Written exercise
Write what comes next in the Hood model build log, picking up after its remark that only a few pictures show the steam winches properly.

Passage provided

--- BEGIN ---

A few very large speaker are dotted around Hood;s superstructure (Tannoy system?). These speakers were added late in Hood’s career and do not show up in most photographs. The one at the breakwater is the most prominent but others were more difficult to spot. I managed to find one near the conning tower and one attached to the fwd bulkhead near the second funnel. One pair appears to be fixed to the aft searchlight platform below the two upper searchlights? I could not find any on the quarterdeck region where one would expect at least one; I may add one as random detail to the aft bulkhead where the ship’s bell was mounted. A small selection of speakers was built using rod, an etched part, and finished using Magic Sculpt.
Continuing from part I
With the deck painting progressing nicely I had to finish one tiny item: the six steam winches scattered around the barbettes. They are quite small and usually covered; only a few pics show them properly.

--- END ---

Material supplied
--- BEGIN ---

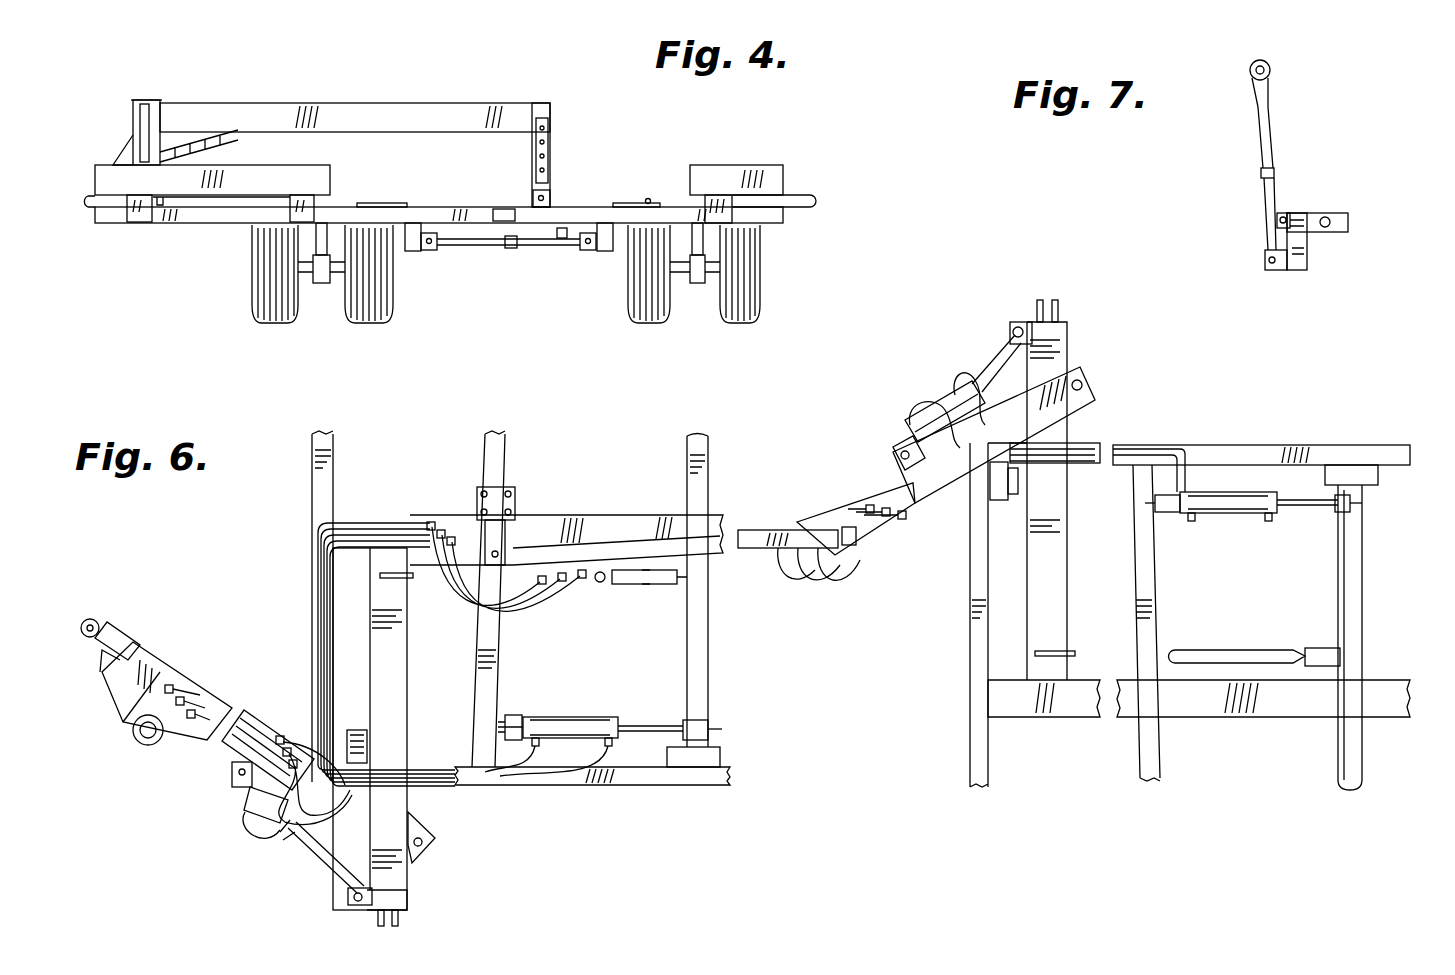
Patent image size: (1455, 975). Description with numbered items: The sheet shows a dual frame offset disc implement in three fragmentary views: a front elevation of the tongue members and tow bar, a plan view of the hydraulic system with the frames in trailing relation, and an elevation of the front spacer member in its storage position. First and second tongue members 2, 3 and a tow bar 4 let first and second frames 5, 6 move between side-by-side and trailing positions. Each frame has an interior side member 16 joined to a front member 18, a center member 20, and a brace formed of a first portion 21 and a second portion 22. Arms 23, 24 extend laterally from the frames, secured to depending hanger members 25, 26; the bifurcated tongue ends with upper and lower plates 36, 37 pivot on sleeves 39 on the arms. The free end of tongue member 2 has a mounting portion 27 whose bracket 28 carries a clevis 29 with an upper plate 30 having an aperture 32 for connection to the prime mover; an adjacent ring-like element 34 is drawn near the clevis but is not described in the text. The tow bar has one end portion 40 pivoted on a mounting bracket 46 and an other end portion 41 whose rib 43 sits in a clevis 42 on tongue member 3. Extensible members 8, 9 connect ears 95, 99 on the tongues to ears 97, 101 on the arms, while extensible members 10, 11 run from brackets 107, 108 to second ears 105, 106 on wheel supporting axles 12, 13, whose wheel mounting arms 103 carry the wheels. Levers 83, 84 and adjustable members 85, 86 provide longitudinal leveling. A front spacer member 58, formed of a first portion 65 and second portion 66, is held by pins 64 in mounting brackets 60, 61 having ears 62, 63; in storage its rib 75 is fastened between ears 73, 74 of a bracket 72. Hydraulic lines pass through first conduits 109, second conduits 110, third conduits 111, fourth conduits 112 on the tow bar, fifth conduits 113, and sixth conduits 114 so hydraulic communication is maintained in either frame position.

--- END ---
--- BEGIN ---

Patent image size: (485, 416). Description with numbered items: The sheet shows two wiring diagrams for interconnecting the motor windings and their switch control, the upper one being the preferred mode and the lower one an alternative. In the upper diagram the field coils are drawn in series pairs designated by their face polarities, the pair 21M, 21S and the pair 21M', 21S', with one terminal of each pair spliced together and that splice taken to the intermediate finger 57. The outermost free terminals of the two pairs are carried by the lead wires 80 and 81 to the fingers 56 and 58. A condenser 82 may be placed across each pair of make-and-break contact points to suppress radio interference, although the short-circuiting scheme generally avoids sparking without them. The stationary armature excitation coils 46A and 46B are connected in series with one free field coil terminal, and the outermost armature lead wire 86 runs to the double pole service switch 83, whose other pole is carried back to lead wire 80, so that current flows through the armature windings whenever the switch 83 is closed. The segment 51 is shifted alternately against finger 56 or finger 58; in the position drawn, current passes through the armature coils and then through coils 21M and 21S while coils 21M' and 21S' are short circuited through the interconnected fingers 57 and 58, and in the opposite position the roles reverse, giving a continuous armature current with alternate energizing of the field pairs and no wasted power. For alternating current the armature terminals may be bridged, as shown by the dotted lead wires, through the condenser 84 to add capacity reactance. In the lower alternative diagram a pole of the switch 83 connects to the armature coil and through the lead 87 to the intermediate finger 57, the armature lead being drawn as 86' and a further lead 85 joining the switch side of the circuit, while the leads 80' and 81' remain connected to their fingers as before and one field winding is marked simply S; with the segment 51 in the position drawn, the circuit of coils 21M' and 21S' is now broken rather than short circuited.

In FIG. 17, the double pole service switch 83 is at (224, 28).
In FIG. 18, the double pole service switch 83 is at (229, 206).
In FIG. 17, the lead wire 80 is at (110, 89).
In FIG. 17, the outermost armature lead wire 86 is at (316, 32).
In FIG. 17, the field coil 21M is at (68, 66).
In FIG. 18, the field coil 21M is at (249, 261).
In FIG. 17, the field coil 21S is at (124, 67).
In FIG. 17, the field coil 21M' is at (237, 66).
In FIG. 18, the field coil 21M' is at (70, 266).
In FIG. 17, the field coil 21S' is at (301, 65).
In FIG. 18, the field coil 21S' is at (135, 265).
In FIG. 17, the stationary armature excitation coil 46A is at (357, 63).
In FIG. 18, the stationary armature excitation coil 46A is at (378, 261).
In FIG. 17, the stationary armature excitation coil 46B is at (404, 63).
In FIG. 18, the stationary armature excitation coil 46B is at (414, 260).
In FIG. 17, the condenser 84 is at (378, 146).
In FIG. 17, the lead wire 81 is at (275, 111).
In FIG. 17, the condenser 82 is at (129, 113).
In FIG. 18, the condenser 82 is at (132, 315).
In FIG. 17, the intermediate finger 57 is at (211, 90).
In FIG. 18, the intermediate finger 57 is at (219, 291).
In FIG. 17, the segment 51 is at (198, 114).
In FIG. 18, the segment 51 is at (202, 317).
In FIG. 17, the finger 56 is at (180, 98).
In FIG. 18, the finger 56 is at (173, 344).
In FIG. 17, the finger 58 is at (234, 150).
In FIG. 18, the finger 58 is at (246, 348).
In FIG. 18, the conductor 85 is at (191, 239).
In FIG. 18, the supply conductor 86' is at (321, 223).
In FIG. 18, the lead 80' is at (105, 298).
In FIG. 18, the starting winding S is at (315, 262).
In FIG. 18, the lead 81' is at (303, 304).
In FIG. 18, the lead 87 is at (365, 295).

--- END ---

Output
These small parts are a combination of lathed parts and a collection of styrene strip and Albion Alloy tubes/rod. These small tubes are brilliant modeling supplies and I cannot recommend them enough. A few tricky items for these parts were the drums with the five holes that I made when I wrote part I (in, ahum, 2010). Another tricky part is the small block in the front with the two curved brass wires from the side and one brass wire sticking out on top; this is a 0.75×0.75×0.5 mm “block” that actually has three holes drilled though it using the drill press. And the rest was tricky too. I should have used more etched parts to make life much easier, but making life easy was not the goal of this mini model I suppose.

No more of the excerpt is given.